-- start of INPUT FOR THIS TASK --

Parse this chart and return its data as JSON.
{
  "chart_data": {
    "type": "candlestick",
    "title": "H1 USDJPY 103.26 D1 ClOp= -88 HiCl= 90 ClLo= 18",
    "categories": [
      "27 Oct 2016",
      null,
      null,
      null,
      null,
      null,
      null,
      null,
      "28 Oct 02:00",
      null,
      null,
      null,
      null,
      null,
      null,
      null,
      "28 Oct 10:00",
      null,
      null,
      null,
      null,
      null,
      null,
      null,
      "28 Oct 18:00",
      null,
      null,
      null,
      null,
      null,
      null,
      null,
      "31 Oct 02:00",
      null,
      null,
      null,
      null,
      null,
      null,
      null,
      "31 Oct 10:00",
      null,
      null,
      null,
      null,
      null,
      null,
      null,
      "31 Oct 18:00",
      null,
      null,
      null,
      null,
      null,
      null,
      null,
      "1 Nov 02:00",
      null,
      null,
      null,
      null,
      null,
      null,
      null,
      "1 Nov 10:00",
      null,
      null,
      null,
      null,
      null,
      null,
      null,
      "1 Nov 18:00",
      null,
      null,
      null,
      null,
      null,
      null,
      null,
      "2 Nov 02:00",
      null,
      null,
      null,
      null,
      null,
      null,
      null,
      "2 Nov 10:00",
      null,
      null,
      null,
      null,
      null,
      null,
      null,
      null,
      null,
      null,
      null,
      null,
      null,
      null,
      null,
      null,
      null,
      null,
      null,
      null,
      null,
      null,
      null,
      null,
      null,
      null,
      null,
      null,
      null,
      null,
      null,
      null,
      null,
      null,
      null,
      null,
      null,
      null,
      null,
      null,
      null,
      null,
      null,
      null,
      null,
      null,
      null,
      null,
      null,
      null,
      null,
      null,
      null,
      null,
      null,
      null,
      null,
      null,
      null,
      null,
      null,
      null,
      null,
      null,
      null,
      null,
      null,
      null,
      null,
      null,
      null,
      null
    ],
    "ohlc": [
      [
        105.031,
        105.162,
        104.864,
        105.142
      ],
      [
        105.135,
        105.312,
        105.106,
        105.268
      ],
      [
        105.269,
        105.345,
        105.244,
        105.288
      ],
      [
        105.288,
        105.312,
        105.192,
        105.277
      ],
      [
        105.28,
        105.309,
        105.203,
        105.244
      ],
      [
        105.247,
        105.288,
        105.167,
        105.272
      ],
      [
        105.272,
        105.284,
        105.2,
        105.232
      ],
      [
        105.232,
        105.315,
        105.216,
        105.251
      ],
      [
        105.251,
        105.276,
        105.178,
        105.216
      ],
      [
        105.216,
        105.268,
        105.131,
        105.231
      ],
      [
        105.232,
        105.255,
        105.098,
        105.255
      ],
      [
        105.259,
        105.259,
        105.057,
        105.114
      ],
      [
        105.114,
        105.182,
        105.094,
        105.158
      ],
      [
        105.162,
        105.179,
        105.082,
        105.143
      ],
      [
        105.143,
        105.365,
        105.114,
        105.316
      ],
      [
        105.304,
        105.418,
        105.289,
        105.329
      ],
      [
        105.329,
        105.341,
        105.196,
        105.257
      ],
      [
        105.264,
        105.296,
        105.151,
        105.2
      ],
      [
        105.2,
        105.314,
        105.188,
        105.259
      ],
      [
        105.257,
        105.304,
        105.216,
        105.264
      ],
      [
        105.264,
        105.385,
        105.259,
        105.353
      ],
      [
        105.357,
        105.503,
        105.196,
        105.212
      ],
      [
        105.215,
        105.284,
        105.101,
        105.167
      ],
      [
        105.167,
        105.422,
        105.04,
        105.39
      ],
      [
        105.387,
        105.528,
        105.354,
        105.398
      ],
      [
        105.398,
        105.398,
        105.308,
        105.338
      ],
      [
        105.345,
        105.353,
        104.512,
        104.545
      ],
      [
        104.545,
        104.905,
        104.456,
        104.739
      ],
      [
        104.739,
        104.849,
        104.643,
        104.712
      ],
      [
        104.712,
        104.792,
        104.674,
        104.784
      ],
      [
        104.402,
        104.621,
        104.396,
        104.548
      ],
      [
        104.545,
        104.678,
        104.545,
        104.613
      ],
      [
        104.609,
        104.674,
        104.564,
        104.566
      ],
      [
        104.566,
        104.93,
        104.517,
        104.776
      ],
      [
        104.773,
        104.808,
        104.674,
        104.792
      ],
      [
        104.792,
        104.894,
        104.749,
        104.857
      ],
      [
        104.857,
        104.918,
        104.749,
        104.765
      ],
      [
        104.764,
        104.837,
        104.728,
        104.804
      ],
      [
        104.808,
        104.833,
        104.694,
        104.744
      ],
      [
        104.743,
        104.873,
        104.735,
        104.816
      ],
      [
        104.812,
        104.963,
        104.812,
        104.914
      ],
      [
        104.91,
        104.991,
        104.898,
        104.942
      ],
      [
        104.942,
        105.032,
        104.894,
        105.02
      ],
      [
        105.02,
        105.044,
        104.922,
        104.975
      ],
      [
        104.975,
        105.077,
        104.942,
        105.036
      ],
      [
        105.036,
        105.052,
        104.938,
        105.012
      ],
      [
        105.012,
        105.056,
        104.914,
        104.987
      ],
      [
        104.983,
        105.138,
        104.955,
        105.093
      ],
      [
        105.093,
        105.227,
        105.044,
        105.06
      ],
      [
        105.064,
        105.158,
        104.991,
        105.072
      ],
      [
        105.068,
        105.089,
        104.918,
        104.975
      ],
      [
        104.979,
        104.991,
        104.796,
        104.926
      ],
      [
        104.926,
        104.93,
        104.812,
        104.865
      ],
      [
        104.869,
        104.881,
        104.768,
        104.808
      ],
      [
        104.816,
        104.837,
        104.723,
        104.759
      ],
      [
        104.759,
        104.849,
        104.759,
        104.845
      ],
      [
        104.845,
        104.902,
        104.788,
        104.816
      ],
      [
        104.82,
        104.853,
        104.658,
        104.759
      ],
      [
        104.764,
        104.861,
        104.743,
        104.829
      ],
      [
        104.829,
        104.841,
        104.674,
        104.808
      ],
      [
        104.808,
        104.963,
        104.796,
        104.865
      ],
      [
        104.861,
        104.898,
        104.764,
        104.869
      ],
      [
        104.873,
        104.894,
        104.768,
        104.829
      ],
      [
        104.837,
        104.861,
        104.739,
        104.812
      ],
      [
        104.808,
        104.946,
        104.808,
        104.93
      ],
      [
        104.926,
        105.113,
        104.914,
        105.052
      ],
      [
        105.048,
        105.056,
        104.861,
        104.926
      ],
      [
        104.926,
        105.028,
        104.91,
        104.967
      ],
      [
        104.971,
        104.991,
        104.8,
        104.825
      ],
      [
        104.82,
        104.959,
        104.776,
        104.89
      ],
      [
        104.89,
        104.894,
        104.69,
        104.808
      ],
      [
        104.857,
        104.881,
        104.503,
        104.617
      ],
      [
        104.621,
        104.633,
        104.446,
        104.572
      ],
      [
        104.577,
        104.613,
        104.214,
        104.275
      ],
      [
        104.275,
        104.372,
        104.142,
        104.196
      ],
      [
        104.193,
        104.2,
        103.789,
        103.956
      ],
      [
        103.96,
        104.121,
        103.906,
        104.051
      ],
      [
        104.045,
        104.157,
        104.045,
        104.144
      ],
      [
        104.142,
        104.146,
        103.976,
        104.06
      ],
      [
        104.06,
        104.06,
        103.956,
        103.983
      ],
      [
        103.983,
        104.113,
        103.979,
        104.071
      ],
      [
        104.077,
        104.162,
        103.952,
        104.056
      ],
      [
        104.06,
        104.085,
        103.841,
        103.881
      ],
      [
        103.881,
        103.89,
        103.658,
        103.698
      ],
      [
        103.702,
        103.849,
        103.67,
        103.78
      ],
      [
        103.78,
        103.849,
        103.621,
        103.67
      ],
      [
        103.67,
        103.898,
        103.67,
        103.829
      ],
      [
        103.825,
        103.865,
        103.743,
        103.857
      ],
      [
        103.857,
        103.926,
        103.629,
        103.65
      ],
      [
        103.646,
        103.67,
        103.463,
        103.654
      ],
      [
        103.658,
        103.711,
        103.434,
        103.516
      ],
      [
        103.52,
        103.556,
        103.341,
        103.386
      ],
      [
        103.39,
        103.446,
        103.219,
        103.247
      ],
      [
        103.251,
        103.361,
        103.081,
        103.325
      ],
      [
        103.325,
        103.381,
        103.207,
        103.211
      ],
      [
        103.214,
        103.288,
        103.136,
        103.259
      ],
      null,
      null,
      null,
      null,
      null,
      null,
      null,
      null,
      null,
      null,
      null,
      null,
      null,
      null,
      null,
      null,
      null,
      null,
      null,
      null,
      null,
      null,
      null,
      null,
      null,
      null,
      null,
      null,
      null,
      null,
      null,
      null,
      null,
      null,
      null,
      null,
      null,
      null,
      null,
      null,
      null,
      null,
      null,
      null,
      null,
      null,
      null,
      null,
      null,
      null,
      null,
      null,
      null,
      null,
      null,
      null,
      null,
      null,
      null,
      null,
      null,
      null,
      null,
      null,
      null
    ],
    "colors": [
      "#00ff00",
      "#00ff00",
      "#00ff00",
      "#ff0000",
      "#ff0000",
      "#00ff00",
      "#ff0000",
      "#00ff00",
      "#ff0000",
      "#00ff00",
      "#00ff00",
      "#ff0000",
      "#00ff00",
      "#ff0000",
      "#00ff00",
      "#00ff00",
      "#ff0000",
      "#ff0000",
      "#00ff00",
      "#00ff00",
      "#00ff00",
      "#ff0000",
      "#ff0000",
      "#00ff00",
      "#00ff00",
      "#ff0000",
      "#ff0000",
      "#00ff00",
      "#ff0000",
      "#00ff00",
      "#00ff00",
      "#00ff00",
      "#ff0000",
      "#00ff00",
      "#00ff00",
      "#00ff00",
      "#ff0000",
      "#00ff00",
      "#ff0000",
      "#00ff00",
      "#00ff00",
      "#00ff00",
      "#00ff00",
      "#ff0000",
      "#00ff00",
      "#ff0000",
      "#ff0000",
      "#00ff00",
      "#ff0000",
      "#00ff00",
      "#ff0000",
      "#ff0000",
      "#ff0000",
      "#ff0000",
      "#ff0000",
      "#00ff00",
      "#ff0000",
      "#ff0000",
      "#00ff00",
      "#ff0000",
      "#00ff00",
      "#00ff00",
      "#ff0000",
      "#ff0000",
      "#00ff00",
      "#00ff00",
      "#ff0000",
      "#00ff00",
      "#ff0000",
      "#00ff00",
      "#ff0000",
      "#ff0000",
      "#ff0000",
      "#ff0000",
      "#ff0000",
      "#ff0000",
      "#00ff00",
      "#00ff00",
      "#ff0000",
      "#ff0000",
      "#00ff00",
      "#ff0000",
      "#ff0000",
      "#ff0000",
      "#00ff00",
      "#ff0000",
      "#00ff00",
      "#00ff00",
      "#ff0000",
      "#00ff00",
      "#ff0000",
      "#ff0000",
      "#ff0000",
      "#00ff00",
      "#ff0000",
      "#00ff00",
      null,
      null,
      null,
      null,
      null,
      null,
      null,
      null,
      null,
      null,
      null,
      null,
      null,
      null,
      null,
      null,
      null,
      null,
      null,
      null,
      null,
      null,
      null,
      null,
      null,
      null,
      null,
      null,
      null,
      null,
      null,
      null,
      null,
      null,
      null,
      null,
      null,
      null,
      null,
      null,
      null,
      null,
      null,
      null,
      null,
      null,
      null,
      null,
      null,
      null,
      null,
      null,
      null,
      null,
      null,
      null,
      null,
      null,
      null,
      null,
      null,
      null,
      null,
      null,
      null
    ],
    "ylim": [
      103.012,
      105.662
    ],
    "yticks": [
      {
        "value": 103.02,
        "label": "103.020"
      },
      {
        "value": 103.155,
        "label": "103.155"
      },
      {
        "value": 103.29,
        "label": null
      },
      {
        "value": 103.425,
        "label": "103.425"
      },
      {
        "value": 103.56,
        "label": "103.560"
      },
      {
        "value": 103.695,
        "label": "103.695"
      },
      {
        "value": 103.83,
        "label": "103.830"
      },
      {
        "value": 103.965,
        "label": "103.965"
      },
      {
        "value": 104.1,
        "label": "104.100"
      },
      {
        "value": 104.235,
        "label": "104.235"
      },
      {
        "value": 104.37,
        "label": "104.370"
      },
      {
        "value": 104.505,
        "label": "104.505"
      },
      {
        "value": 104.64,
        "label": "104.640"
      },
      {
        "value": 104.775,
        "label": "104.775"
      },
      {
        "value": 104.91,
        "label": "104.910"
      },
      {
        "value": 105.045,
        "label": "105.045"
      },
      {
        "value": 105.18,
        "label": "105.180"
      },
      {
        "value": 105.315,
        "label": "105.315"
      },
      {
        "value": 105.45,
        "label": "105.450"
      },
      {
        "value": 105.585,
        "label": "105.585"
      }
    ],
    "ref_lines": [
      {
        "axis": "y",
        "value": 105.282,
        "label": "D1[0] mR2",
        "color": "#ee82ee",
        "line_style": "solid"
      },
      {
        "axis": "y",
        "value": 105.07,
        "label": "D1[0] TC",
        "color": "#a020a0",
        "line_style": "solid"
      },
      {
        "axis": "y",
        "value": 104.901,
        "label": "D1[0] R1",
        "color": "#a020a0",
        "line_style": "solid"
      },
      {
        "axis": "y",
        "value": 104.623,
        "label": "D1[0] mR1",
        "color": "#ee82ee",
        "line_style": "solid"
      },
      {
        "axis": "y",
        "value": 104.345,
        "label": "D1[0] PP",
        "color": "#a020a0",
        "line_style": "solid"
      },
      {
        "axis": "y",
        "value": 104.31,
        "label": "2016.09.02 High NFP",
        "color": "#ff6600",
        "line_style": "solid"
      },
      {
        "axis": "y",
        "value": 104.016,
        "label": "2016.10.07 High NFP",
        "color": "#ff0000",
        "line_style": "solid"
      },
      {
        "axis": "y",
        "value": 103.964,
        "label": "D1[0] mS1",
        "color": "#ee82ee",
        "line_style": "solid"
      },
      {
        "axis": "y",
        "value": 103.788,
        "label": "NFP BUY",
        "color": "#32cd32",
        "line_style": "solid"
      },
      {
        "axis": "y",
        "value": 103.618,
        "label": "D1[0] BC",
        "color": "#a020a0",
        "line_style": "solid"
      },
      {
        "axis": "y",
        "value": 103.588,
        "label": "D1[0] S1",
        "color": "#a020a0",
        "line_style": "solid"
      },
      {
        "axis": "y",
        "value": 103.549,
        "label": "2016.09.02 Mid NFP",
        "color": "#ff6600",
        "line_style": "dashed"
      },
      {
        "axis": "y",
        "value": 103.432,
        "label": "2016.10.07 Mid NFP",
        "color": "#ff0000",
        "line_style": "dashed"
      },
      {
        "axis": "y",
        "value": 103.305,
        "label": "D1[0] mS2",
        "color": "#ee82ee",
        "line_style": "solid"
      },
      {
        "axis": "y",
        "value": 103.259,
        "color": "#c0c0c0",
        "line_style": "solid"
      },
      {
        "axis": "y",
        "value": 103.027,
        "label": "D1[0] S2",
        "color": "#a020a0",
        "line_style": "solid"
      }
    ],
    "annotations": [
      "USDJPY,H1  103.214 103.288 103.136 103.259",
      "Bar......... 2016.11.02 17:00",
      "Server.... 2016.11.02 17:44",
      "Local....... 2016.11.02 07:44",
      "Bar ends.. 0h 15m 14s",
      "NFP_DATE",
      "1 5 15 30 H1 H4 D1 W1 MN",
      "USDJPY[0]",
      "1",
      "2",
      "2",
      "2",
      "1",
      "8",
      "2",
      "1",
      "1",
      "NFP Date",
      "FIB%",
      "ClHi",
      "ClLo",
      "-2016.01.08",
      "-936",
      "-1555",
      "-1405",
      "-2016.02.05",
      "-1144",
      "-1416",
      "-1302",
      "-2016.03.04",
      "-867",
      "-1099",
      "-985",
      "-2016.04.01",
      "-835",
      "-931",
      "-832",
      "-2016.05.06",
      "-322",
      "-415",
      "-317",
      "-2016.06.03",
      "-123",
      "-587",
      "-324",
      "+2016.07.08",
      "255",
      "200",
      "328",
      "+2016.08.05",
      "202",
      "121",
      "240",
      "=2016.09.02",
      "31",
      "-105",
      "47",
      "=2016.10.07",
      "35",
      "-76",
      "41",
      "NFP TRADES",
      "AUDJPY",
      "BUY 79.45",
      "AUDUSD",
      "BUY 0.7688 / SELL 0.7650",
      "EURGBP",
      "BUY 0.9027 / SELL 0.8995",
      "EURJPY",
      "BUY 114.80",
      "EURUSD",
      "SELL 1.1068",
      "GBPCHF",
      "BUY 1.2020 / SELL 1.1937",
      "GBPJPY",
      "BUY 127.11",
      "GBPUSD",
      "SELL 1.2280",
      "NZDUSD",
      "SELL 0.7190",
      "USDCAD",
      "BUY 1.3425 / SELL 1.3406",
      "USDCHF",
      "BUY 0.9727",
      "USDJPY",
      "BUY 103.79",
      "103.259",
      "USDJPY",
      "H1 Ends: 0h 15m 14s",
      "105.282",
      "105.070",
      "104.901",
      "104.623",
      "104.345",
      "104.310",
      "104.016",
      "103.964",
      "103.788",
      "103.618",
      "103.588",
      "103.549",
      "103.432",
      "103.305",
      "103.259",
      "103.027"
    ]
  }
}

-- end of INPUT FOR THIS TASK --

● **DO THIS**:
Where a line in the entries holds the word "High", copy that line.

● **THE OUTPUT**:
        "label": "2016.09.02 High NFP",
        "label": "2016.10.07 High NFP",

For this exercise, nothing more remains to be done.